TASK DIRECTIONS - Pull out every line below containing the word "from".

RECORDS FOR THIS TASK -
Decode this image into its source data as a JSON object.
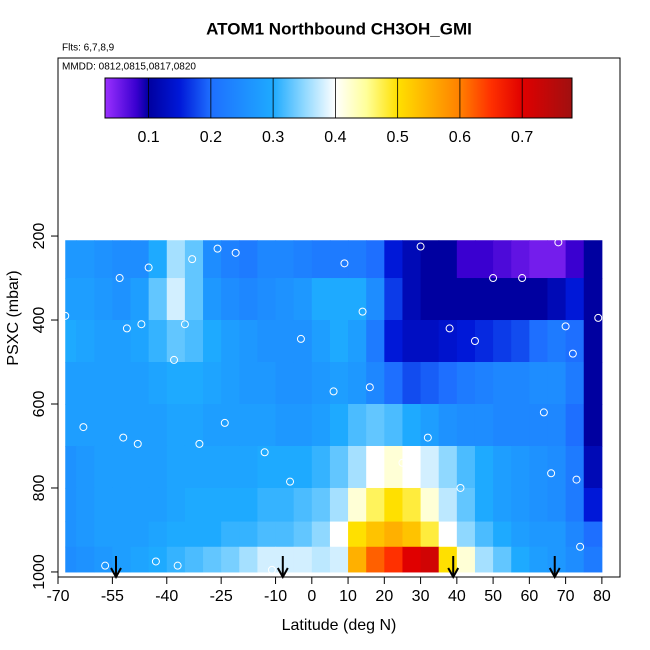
{
  "chart_data": {
    "type": "heatmap",
    "title": "ATOM1 Northbound CH3OH_GMI",
    "flights": "Flts: 6,7,8,9",
    "dates": "MMDD: 0812,0815,0817,0820",
    "xlabel": "Latitude (deg N)",
    "ylabel": "PSXC (mbar)",
    "xlim": [
      -70,
      85
    ],
    "ylim": [
      1012,
      -224
    ],
    "xticks": [
      -70,
      -55,
      -40,
      -25,
      -10,
      0,
      10,
      20,
      30,
      40,
      50,
      60,
      70,
      80
    ],
    "yticks": [
      200,
      400,
      600,
      800,
      1000
    ],
    "xbins": [
      -68,
      -65,
      -60,
      -55,
      -50,
      -45,
      -40,
      -35,
      -30,
      -25,
      -20,
      -15,
      -10,
      -5,
      0,
      5,
      10,
      15,
      20,
      25,
      30,
      35,
      40,
      45,
      50,
      55,
      60,
      65,
      70,
      75,
      80
    ],
    "ybins": [
      210,
      300,
      400,
      500,
      600,
      700,
      800,
      880,
      940,
      1000
    ],
    "z": [
      [
        0.27,
        0.27,
        0.26,
        0.25,
        0.25,
        0.3,
        0.36,
        0.33,
        0.25,
        0.23,
        0.22,
        0.24,
        0.24,
        0.23,
        0.22,
        0.22,
        0.22,
        0.2,
        0.15,
        0.12,
        0.1,
        0.1,
        0.08,
        0.08,
        0.07,
        0.06,
        0.05,
        0.05,
        0.08,
        0.1
      ],
      [
        0.28,
        0.28,
        0.27,
        0.26,
        0.28,
        0.33,
        0.38,
        0.33,
        0.27,
        0.25,
        0.24,
        0.25,
        0.26,
        0.27,
        0.3,
        0.3,
        0.3,
        0.25,
        0.17,
        0.12,
        0.1,
        0.1,
        0.1,
        0.1,
        0.1,
        0.1,
        0.1,
        0.12,
        0.15,
        0.1
      ],
      [
        0.3,
        0.29,
        0.28,
        0.28,
        0.29,
        0.31,
        0.33,
        0.32,
        0.3,
        0.28,
        0.27,
        0.26,
        0.26,
        0.26,
        0.28,
        0.3,
        0.28,
        0.22,
        0.15,
        0.13,
        0.13,
        0.14,
        0.15,
        0.16,
        0.17,
        0.18,
        0.2,
        0.22,
        0.2,
        0.1
      ],
      [
        0.28,
        0.28,
        0.28,
        0.28,
        0.28,
        0.29,
        0.3,
        0.3,
        0.29,
        0.28,
        0.27,
        0.27,
        0.26,
        0.26,
        0.27,
        0.28,
        0.27,
        0.24,
        0.2,
        0.18,
        0.19,
        0.2,
        0.22,
        0.23,
        0.24,
        0.24,
        0.25,
        0.25,
        0.22,
        0.1
      ],
      [
        0.28,
        0.28,
        0.28,
        0.28,
        0.28,
        0.28,
        0.29,
        0.29,
        0.28,
        0.28,
        0.28,
        0.28,
        0.27,
        0.27,
        0.28,
        0.3,
        0.32,
        0.33,
        0.32,
        0.3,
        0.28,
        0.26,
        0.25,
        0.25,
        0.24,
        0.24,
        0.24,
        0.24,
        0.2,
        0.1
      ],
      [
        0.26,
        0.27,
        0.28,
        0.28,
        0.28,
        0.28,
        0.29,
        0.29,
        0.29,
        0.29,
        0.29,
        0.3,
        0.3,
        0.3,
        0.31,
        0.33,
        0.36,
        0.4,
        0.42,
        0.4,
        0.38,
        0.35,
        0.32,
        0.3,
        0.28,
        0.27,
        0.26,
        0.25,
        0.22,
        0.12
      ],
      [
        0.26,
        0.27,
        0.28,
        0.28,
        0.28,
        0.28,
        0.29,
        0.3,
        0.3,
        0.3,
        0.3,
        0.31,
        0.31,
        0.32,
        0.33,
        0.36,
        0.42,
        0.47,
        0.5,
        0.48,
        0.42,
        0.37,
        0.33,
        0.3,
        0.28,
        0.27,
        0.26,
        0.25,
        0.22,
        0.15
      ],
      [
        0.26,
        0.27,
        0.28,
        0.28,
        0.28,
        0.29,
        0.3,
        0.3,
        0.3,
        0.31,
        0.31,
        0.32,
        0.32,
        0.33,
        0.35,
        0.4,
        0.5,
        0.53,
        0.55,
        0.53,
        0.48,
        0.4,
        0.35,
        0.32,
        0.3,
        0.28,
        0.27,
        0.27,
        0.24,
        0.2
      ],
      [
        0.25,
        0.26,
        0.27,
        0.28,
        0.29,
        0.3,
        0.31,
        0.32,
        0.33,
        0.34,
        0.36,
        0.38,
        0.38,
        0.38,
        0.37,
        0.38,
        0.55,
        0.62,
        0.65,
        0.7,
        0.72,
        0.5,
        0.42,
        0.36,
        0.33,
        0.3,
        0.28,
        0.27,
        0.25,
        0.22
      ]
    ],
    "clim": [
      0.03,
      0.78
    ],
    "cticks": [
      0.1,
      0.2,
      0.3,
      0.4,
      0.5,
      0.6,
      0.7
    ],
    "colorscale": [
      [
        0.03,
        "#9b30ff"
      ],
      [
        0.08,
        "#3a00d0"
      ],
      [
        0.1,
        "#0000a0"
      ],
      [
        0.15,
        "#0018d8"
      ],
      [
        0.2,
        "#1e6fff"
      ],
      [
        0.3,
        "#1eaaff"
      ],
      [
        0.35,
        "#8fd8ff"
      ],
      [
        0.4,
        "#ffffff"
      ],
      [
        0.45,
        "#ffff99"
      ],
      [
        0.5,
        "#ffe000"
      ],
      [
        0.55,
        "#ffb000"
      ],
      [
        0.6,
        "#ff8000"
      ],
      [
        0.65,
        "#ff3000"
      ],
      [
        0.7,
        "#e00000"
      ],
      [
        0.78,
        "#a01010"
      ]
    ],
    "samples": {
      "x": [
        -68,
        -63,
        -57,
        -53,
        -52,
        -51,
        -48,
        -47,
        -45,
        -43,
        -38,
        -37,
        -35,
        -33,
        -31,
        -26,
        -24,
        -21,
        -13,
        -11,
        -6,
        -3,
        6,
        9,
        14,
        16,
        25,
        30,
        32,
        38,
        41,
        45,
        50,
        58,
        64,
        66,
        68,
        70,
        72,
        73,
        74,
        79
      ],
      "y": [
        390,
        655,
        985,
        300,
        680,
        420,
        695,
        410,
        275,
        975,
        495,
        985,
        410,
        255,
        695,
        230,
        645,
        240,
        715,
        995,
        785,
        445,
        570,
        265,
        380,
        560,
        740,
        225,
        680,
        420,
        800,
        450,
        300,
        300,
        620,
        765,
        215,
        415,
        480,
        780,
        940,
        395
      ]
    },
    "flight_markers": [
      -54,
      -8,
      39,
      67
    ]
  }
}
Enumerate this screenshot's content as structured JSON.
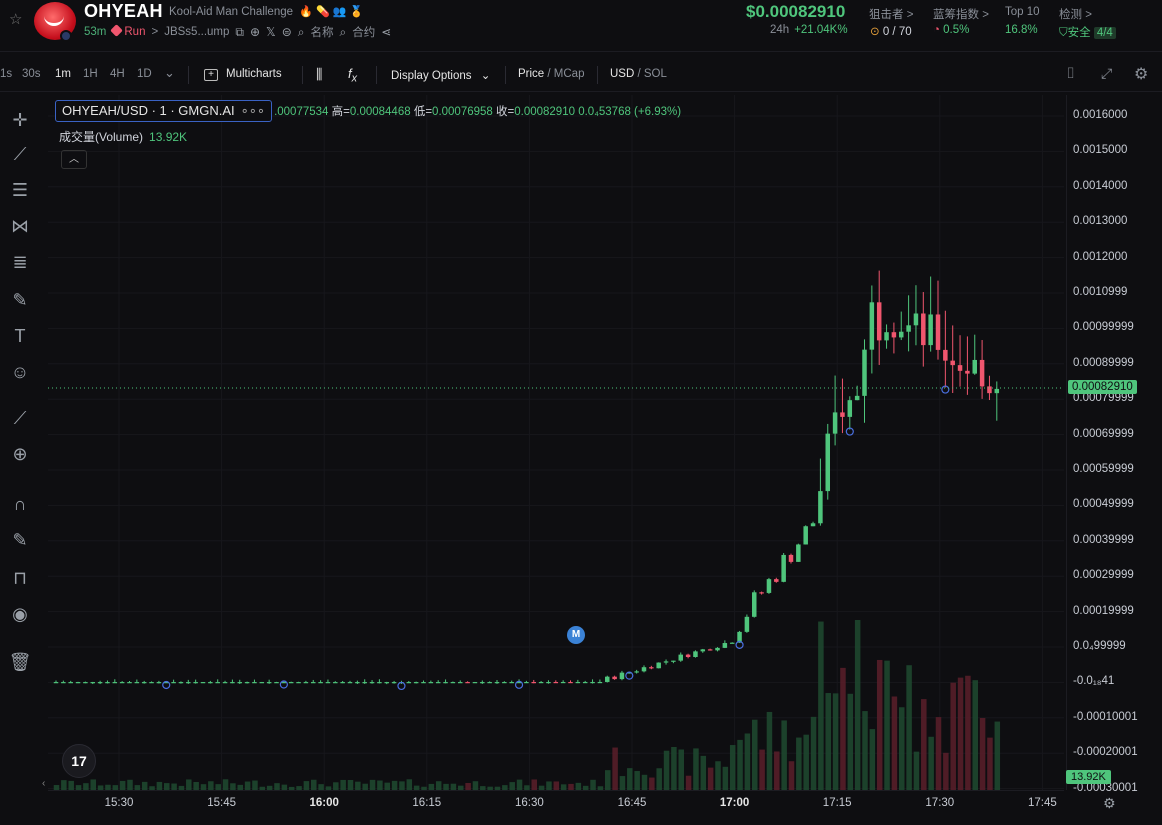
{
  "header": {
    "title": "OHYEAH",
    "subtitle": "Kool-Aid Man Challenge",
    "age": "53m",
    "run_label": "Run",
    "address": "JBSs5...ump",
    "name_label": "名称",
    "contract_label": "合约",
    "price": "$0.00082910",
    "change_label": "24h",
    "change_value": "+21.04K%",
    "sniper_label": "狙击者 >",
    "sniper_value": "0 / 70",
    "bluechip_label": "蓝筹指数 >",
    "bluechip_value": "0.5%",
    "top10_label": "Top 10",
    "top10_value": "16.8%",
    "audit_label": "检测 >",
    "audit_value": "安全",
    "audit_score": "4/4"
  },
  "toolbar": {
    "intervals": [
      "1s",
      "30s",
      "1m",
      "1H",
      "4H",
      "1D"
    ],
    "active_interval": "1m",
    "multicharts": "Multicharts",
    "display_options": "Display Options",
    "price_label": "Price",
    "mcap_label": "MCap",
    "usd_label": "USD",
    "sol_label": "SOL"
  },
  "legend": {
    "symbol": "OHYEAH/USD · 1 · GMGN.AI",
    "ohlc": ".00077534",
    "high_label": "高=",
    "high": "0.00084468",
    "low_label": "低=",
    "low": "0.00076958",
    "close_label": "收=",
    "close": "0.00082910",
    "change": "0.0₄53768 (+6.93%)",
    "volume_label": "成交量(Volume)",
    "volume_value": "13.92K"
  },
  "yaxis": {
    "labels": [
      "0.0016000",
      "0.0015000",
      "0.0014000",
      "0.0013000",
      "0.0012000",
      "0.0010999",
      "0.00099999",
      "0.00089999",
      "0.00079999",
      "0.00069999",
      "0.00059999",
      "0.00049999",
      "0.00039999",
      "0.00029999",
      "0.00019999",
      "0.0₄99999",
      "-0.0₁₈41",
      "-0.00010001",
      "-0.00020001",
      "-0.00030001"
    ],
    "current_price": "0.00082910",
    "volume_tag": "13.92K"
  },
  "xaxis": {
    "labels": [
      "15:30",
      "15:45",
      "16:00",
      "16:15",
      "16:30",
      "16:45",
      "17:00",
      "17:15",
      "17:30",
      "17:45"
    ],
    "bold": [
      "16:00",
      "17:00"
    ]
  },
  "chart_data": {
    "type": "candlestick",
    "interval": "1m",
    "y_unit": "USD",
    "up_color": "#4fc57c",
    "down_color": "#f0566e",
    "current_price": 0.0008291,
    "candles_per_segment": [
      {
        "from": "15:22",
        "to": "16:38",
        "approx_price": 3e-06,
        "trend": "flat"
      },
      {
        "from": "16:38",
        "to": "16:55",
        "approx_price_start": 2e-05,
        "approx_price_end": 0.00011,
        "trend": "up"
      },
      {
        "from": "16:55",
        "to": "17:07",
        "approx_price_start": 0.00011,
        "approx_price_end": 0.00045,
        "trend": "up"
      },
      {
        "from": "17:07",
        "to": "17:16",
        "approx_price_start": 0.00045,
        "approx_price_end": 0.0011,
        "trend": "up"
      },
      {
        "from": "17:16",
        "to": "17:31",
        "approx_price_start": 0.0011,
        "approx_price_end": 0.00083,
        "trend": "down"
      }
    ],
    "ohlc_last": {
      "high": 0.00084468,
      "low": 0.00076958,
      "close": 0.0008291
    },
    "volume_last": "13.92K"
  }
}
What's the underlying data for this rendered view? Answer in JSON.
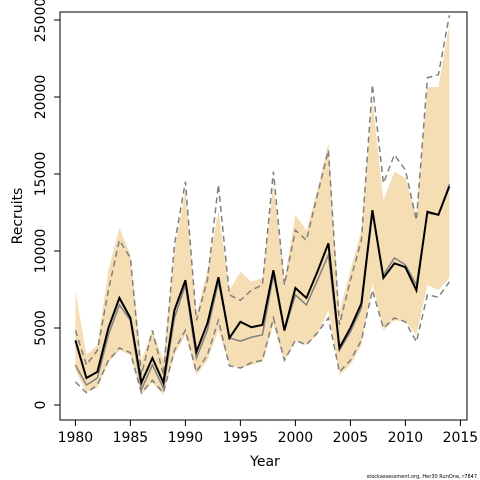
{
  "chart_data": {
    "type": "line",
    "xlabel": "Year",
    "ylabel": "Recruits",
    "footnote": "stockassessment.org, Her30 RunOne, r7847",
    "x": [
      1980,
      1981,
      1982,
      1983,
      1984,
      1985,
      1986,
      1987,
      1988,
      1989,
      1990,
      1991,
      1992,
      1993,
      1994,
      1995,
      1996,
      1997,
      1998,
      1999,
      2000,
      2001,
      2002,
      2003,
      2004,
      2005,
      2006,
      2007,
      2008,
      2009,
      2010,
      2011,
      2012,
      2013,
      2014
    ],
    "band": {
      "color": "#f5deb3",
      "upper": [
        7450,
        3250,
        3900,
        8750,
        11500,
        9750,
        2900,
        4850,
        2900,
        10050,
        13950,
        5850,
        8750,
        12650,
        7450,
        8650,
        8000,
        8250,
        14300,
        8100,
        12350,
        11350,
        13950,
        17000,
        6050,
        8750,
        11350,
        19800,
        13300,
        15150,
        14750,
        12350,
        20650,
        20650,
        24700
      ],
      "lower": [
        2250,
        850,
        1100,
        2750,
        3550,
        3250,
        650,
        1450,
        650,
        3250,
        4550,
        1950,
        2900,
        4850,
        2600,
        2400,
        2600,
        2800,
        5200,
        2800,
        4200,
        3900,
        4550,
        6150,
        1950,
        2600,
        3900,
        7900,
        4850,
        5500,
        5400,
        4550,
        7800,
        7450,
        8250
      ]
    },
    "series": [
      {
        "color": "#808080",
        "dash": true,
        "values": [
          4850,
          2600,
          3550,
          7450,
          10700,
          9550,
          1950,
          4850,
          1950,
          10400,
          14500,
          5500,
          8100,
          14300,
          7150,
          6800,
          7450,
          7800,
          15150,
          7800,
          11350,
          10700,
          13650,
          16550,
          5200,
          8100,
          10700,
          20800,
          14400,
          16250,
          15250,
          12000,
          21250,
          21450,
          25300
        ]
      },
      {
        "color": "#808080",
        "dash": true,
        "values": [
          1500,
          800,
          1300,
          2900,
          3700,
          3400,
          800,
          1600,
          800,
          3550,
          4850,
          2150,
          3250,
          5500,
          2550,
          2400,
          2750,
          2900,
          5650,
          2900,
          4200,
          3900,
          4700,
          5650,
          2150,
          2900,
          4200,
          7450,
          5000,
          5650,
          5400,
          4100,
          7150,
          7000,
          8000
        ]
      },
      {
        "color": "#808080",
        "dash": false,
        "values": [
          2600,
          1300,
          1750,
          4550,
          6500,
          5500,
          1000,
          2600,
          1100,
          5650,
          7800,
          3050,
          4850,
          8000,
          4350,
          4150,
          4400,
          4550,
          8450,
          4800,
          7150,
          6500,
          8100,
          9750,
          3550,
          4750,
          6300,
          12450,
          8450,
          9550,
          9100,
          7800,
          12450,
          12350,
          14350
        ]
      },
      {
        "color": "#000000",
        "dash": false,
        "values": [
          4200,
          1750,
          2150,
          5000,
          6950,
          5650,
          1450,
          3050,
          1450,
          6150,
          8100,
          3450,
          5300,
          8300,
          4350,
          5400,
          5050,
          5200,
          8750,
          4850,
          7600,
          6950,
          8650,
          10500,
          3700,
          5000,
          6600,
          12650,
          8250,
          9200,
          8950,
          7450,
          12550,
          12350,
          14200
        ]
      }
    ],
    "xlim": [
      1978.6,
      2015.6
    ],
    "ylim": [
      -974,
      25519
    ],
    "xticks": [
      1980,
      1985,
      1990,
      1995,
      2000,
      2005,
      2010,
      2015
    ],
    "yticks": [
      0,
      5000,
      10000,
      15000,
      20000,
      25000
    ]
  }
}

EXERCISE RESULT -
        "from": "15:22",
        "from": "16:38",
        "from": "16:55",
        "from": "17:07",
        "from": "17:16",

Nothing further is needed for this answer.